**Material for this exercise:**

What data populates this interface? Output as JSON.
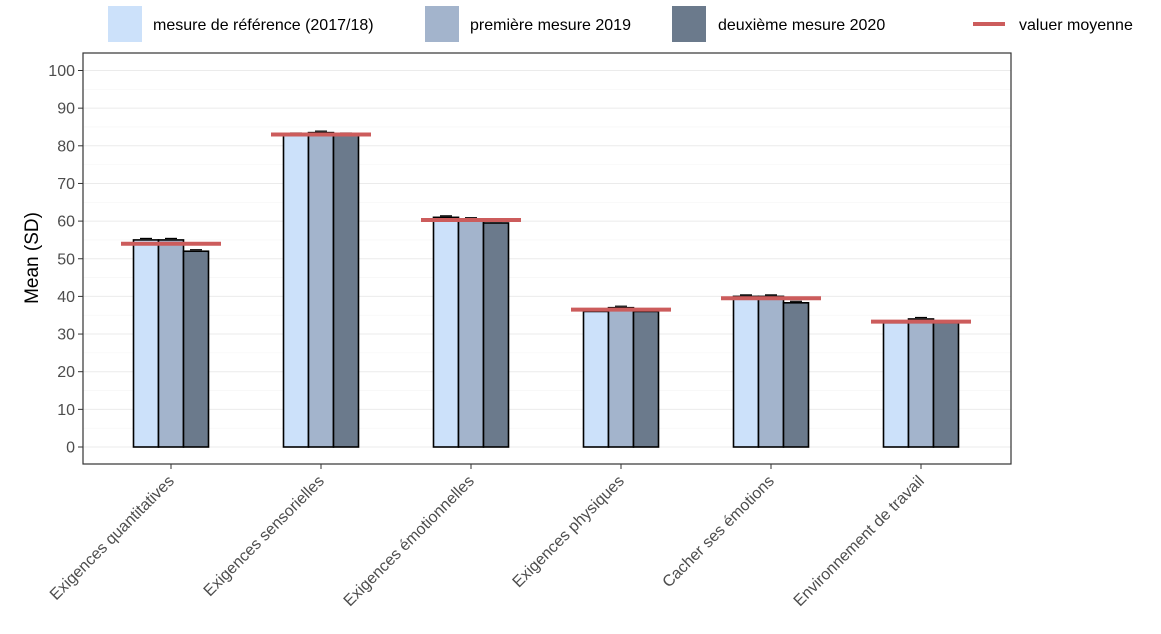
{
  "chart_data": {
    "type": "bar",
    "ylabel": "Mean (SD)",
    "xlabel": "",
    "ylim": [
      0,
      103
    ],
    "yticks": [
      0,
      10,
      20,
      30,
      40,
      50,
      60,
      70,
      80,
      90,
      100
    ],
    "grid": true,
    "legend_position": "top",
    "categories": [
      "Exigences quantitatives",
      "Exigences sensorielles",
      "Exigences émotionnelles",
      "Exigences physiques",
      "Cacher ses émotions",
      "Environnement de travail"
    ],
    "series": [
      {
        "name": "mesure de référence (2017/18)",
        "color": "#cce1fa",
        "values": [
          55,
          83,
          61,
          36,
          40,
          33
        ]
      },
      {
        "name": "première mesure 2019",
        "color": "#a3b4cc",
        "values": [
          55,
          83.5,
          60.5,
          37,
          40,
          34
        ]
      },
      {
        "name": "deuxième mesure 2020",
        "color": "#6b7a8c",
        "values": [
          52,
          83,
          59.5,
          36,
          38.3,
          33
        ]
      }
    ],
    "mean_line": {
      "name": "valuer moyenne",
      "color": "#cc5c5c",
      "values": [
        54,
        83,
        60.3,
        36.5,
        39.5,
        33.3
      ]
    }
  }
}
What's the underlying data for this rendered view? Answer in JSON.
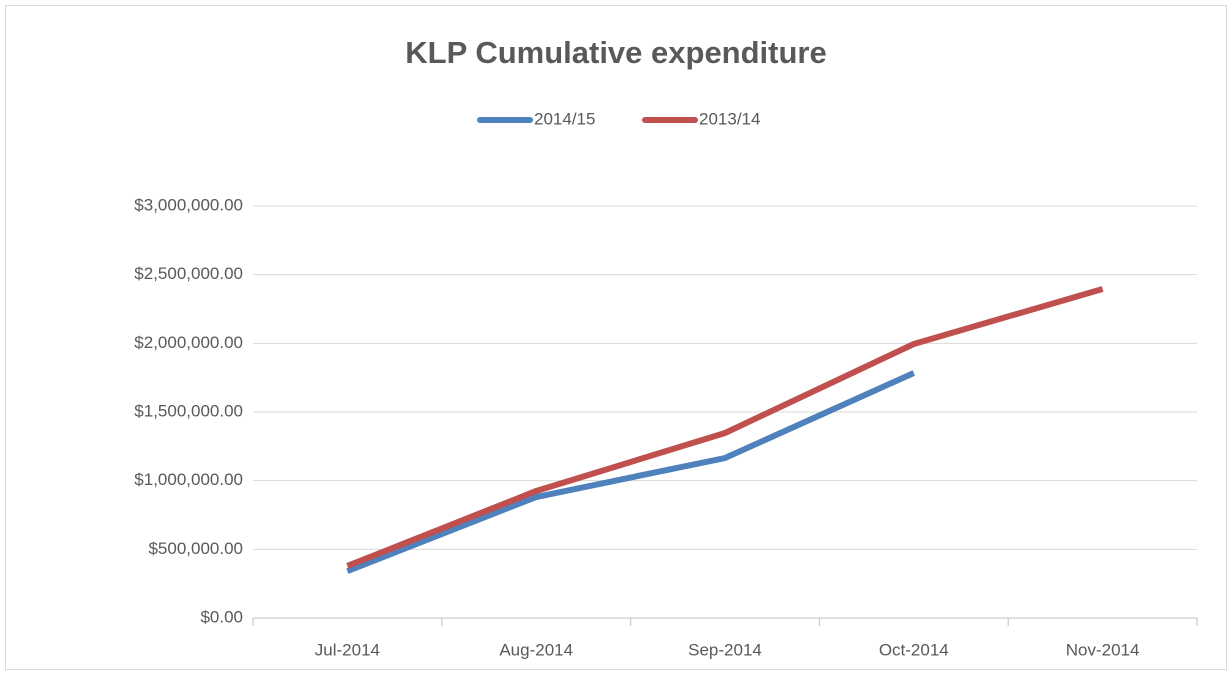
{
  "chart_data": {
    "type": "line",
    "title": "KLP Cumulative expenditure",
    "categories": [
      "Jul-2014",
      "Aug-2014",
      "Sep-2014",
      "Oct-2014",
      "Nov-2014"
    ],
    "series": [
      {
        "name": "2014/15",
        "color": "#4f81bd",
        "values": [
          342000,
          881000,
          1165000,
          1784000,
          null
        ]
      },
      {
        "name": "2013/14",
        "color": "#c0504d",
        "values": [
          379000,
          925000,
          1347000,
          1995000,
          2396000
        ]
      }
    ],
    "ylim": [
      0,
      3000000
    ],
    "yticks": [
      {
        "value": 0,
        "label": "$0.00"
      },
      {
        "value": 500000,
        "label": "$500,000.00"
      },
      {
        "value": 1000000,
        "label": "$1,000,000.00"
      },
      {
        "value": 1500000,
        "label": "$1,500,000.00"
      },
      {
        "value": 2000000,
        "label": "$2,000,000.00"
      },
      {
        "value": 2500000,
        "label": "$2,500,000.00"
      },
      {
        "value": 3000000,
        "label": "$3,000,000.00"
      }
    ],
    "grid": true,
    "legend": "top"
  }
}
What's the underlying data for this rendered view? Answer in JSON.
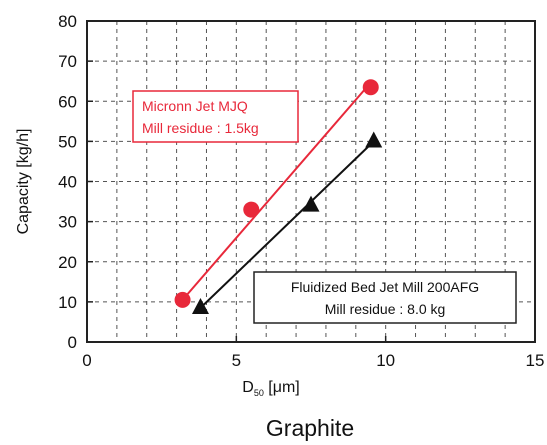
{
  "chart_data": {
    "type": "scatter",
    "caption": "Graphite",
    "xlabel_main": "D",
    "xlabel_sub": "50",
    "xlabel_unit": " [μm]",
    "ylabel": "Capacity [kg/h]",
    "xlim": [
      0,
      15
    ],
    "ylim": [
      0,
      80
    ],
    "x_ticks": [
      "0",
      "5",
      "10",
      "15"
    ],
    "y_ticks": [
      "0",
      "10",
      "20",
      "30",
      "40",
      "50",
      "60",
      "70",
      "80"
    ],
    "grid": true,
    "series": [
      {
        "name_line1": "Micronn Jet  MJQ",
        "name_line2": "Mill residue : 1.5kg",
        "color": "#e8283a",
        "marker": "circle",
        "points": [
          {
            "x": 3.2,
            "y": 10.5
          },
          {
            "x": 5.5,
            "y": 33
          },
          {
            "x": 9.5,
            "y": 63.5
          }
        ],
        "fit": [
          [
            3.2,
            10.5
          ],
          [
            9.4,
            63.8
          ]
        ]
      },
      {
        "name_line1": "Fluidized Bed Jet Mill 200AFG",
        "name_line2": "Mill residue : 8.0 kg",
        "color": "#111111",
        "marker": "triangle",
        "points": [
          {
            "x": 3.8,
            "y": 8.5
          },
          {
            "x": 7.5,
            "y": 34
          },
          {
            "x": 9.6,
            "y": 50
          }
        ],
        "fit": [
          [
            3.8,
            8.5
          ],
          [
            9.6,
            50
          ]
        ]
      }
    ]
  }
}
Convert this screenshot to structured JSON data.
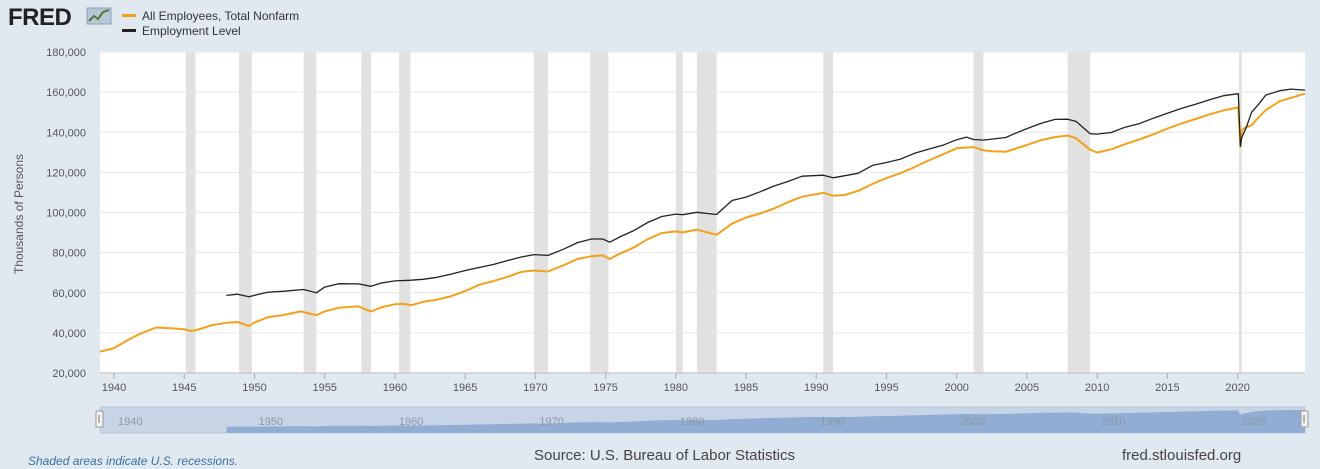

**Required task:** Write every entry out again exactly, dropping the pictures.

**Reply:**
What data populates this interface? Output as JSON.
{
  "chart_data": {
    "type": "bar",
    "ylabel": "Mean (SD)",
    "xlabel": "",
    "ylim": [
      0,
      103
    ],
    "yticks": [
      0,
      10,
      20,
      30,
      40,
      50,
      60,
      70,
      80,
      90,
      100
    ],
    "grid": true,
    "legend_position": "top",
    "categories": [
      "Exigences quantitatives",
      "Exigences sensorielles",
      "Exigences émotionnelles",
      "Exigences physiques",
      "Cacher ses émotions",
      "Environnement de travail"
    ],
    "series": [
      {
        "name": "mesure de référence (2017/18)",
        "color": "#cce1fa",
        "values": [
          55,
          83,
          61,
          36,
          40,
          33
        ]
      },
      {
        "name": "première mesure 2019",
        "color": "#a3b4cc",
        "values": [
          55,
          83.5,
          60.5,
          37,
          40,
          34
        ]
      },
      {
        "name": "deuxième mesure 2020",
        "color": "#6b7a8c",
        "values": [
          52,
          83,
          59.5,
          36,
          38.3,
          33
        ]
      }
    ],
    "mean_line": {
      "name": "valuer moyenne",
      "color": "#cc5c5c",
      "values": [
        54,
        83,
        60.3,
        36.5,
        39.5,
        33.3
      ]
    }
  }
}
What's the underlying data for this rendered view? Answer in JSON.
{
  "chart_data": {
    "type": "line",
    "title": "KLP Cumulative expenditure",
    "categories": [
      "Jul-2014",
      "Aug-2014",
      "Sep-2014",
      "Oct-2014",
      "Nov-2014"
    ],
    "series": [
      {
        "name": "2014/15",
        "color": "#4f81bd",
        "values": [
          342000,
          881000,
          1165000,
          1784000,
          null
        ]
      },
      {
        "name": "2013/14",
        "color": "#c0504d",
        "values": [
          379000,
          925000,
          1347000,
          1995000,
          2396000
        ]
      }
    ],
    "ylim": [
      0,
      3000000
    ],
    "yticks": [
      {
        "value": 0,
        "label": "$0.00"
      },
      {
        "value": 500000,
        "label": "$500,000.00"
      },
      {
        "value": 1000000,
        "label": "$1,000,000.00"
      },
      {
        "value": 1500000,
        "label": "$1,500,000.00"
      },
      {
        "value": 2000000,
        "label": "$2,000,000.00"
      },
      {
        "value": 2500000,
        "label": "$2,500,000.00"
      },
      {
        "value": 3000000,
        "label": "$3,000,000.00"
      }
    ],
    "grid": true,
    "legend": "top"
  }
}
What's the underlying data for this rendered view? Answer in JSON.
{
  "chart_data": {
    "type": "scatter",
    "caption": "Graphite",
    "xlabel_main": "D",
    "xlabel_sub": "50",
    "xlabel_unit": " [μm]",
    "ylabel": "Capacity [kg/h]",
    "xlim": [
      0,
      15
    ],
    "ylim": [
      0,
      80
    ],
    "x_ticks": [
      "0",
      "5",
      "10",
      "15"
    ],
    "y_ticks": [
      "0",
      "10",
      "20",
      "30",
      "40",
      "50",
      "60",
      "70",
      "80"
    ],
    "grid": true,
    "series": [
      {
        "name_line1": "Micronn Jet  MJQ",
        "name_line2": "Mill residue : 1.5kg",
        "color": "#e8283a",
        "marker": "circle",
        "points": [
          {
            "x": 3.2,
            "y": 10.5
          },
          {
            "x": 5.5,
            "y": 33
          },
          {
            "x": 9.5,
            "y": 63.5
          }
        ],
        "fit": [
          [
            3.2,
            10.5
          ],
          [
            9.4,
            63.8
          ]
        ]
      },
      {
        "name_line1": "Fluidized Bed Jet Mill 200AFG",
        "name_line2": "Mill residue : 8.0 kg",
        "color": "#111111",
        "marker": "triangle",
        "points": [
          {
            "x": 3.8,
            "y": 8.5
          },
          {
            "x": 7.5,
            "y": 34
          },
          {
            "x": 9.6,
            "y": 50
          }
        ],
        "fit": [
          [
            3.8,
            8.5
          ],
          [
            9.6,
            50
          ]
        ]
      }
    ]
  }
}
Convert this screenshot to structured JSON data.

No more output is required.